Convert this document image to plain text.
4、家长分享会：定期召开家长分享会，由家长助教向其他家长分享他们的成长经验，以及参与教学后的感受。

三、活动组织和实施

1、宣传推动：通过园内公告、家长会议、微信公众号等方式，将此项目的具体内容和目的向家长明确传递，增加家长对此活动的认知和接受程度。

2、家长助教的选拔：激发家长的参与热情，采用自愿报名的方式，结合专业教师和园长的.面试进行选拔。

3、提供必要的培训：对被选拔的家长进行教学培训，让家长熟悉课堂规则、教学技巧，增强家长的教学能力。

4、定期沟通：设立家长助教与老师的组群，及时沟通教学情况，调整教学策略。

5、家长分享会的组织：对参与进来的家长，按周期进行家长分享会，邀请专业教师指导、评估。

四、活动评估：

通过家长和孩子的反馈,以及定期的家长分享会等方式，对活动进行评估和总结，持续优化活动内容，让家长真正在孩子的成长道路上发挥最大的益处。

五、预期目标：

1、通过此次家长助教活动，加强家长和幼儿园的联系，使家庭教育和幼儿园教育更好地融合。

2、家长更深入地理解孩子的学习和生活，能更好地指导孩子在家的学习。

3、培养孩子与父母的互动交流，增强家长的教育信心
********
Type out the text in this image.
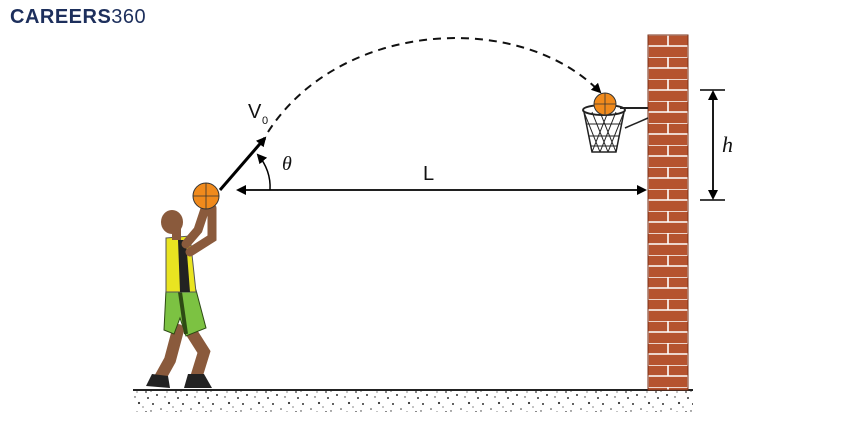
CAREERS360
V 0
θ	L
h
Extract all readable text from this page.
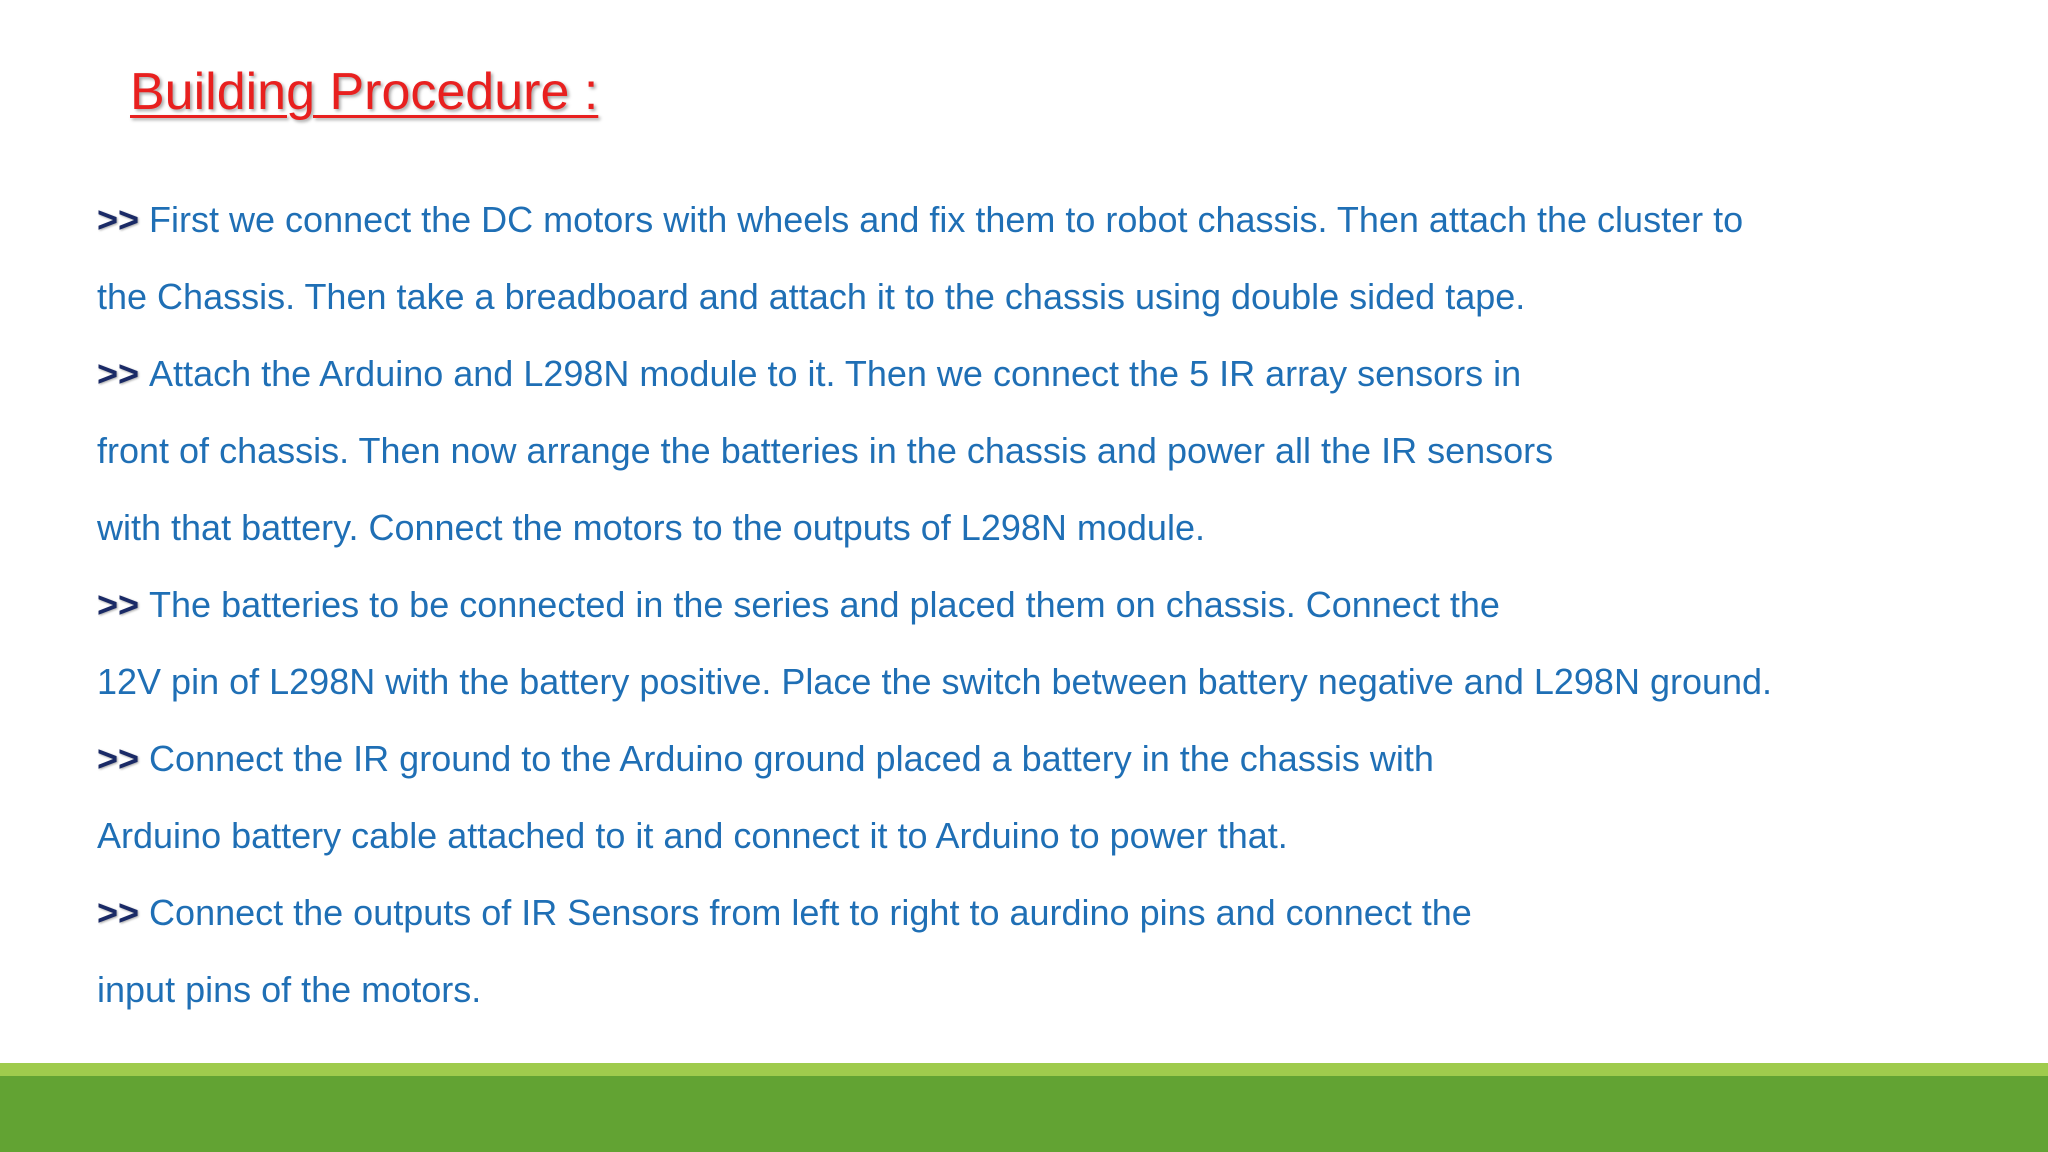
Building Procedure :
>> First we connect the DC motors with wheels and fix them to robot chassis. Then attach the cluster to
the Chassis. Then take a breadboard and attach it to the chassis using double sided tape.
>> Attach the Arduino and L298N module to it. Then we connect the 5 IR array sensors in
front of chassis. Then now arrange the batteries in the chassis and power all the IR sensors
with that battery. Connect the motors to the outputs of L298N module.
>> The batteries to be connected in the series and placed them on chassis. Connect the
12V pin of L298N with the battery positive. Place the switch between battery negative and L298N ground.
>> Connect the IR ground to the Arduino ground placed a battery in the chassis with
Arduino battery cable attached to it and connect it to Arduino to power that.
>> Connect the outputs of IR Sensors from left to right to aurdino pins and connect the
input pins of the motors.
********
• **Task objective**: Pull out every line of the records above that contains the word "motors".

• **Written answer**:
>> First we connect the DC motors with wheels and fix them to robot chassis. Then attach the cluster to
with that battery. Connect the motors to the outputs of L298N module.
input pins of the motors.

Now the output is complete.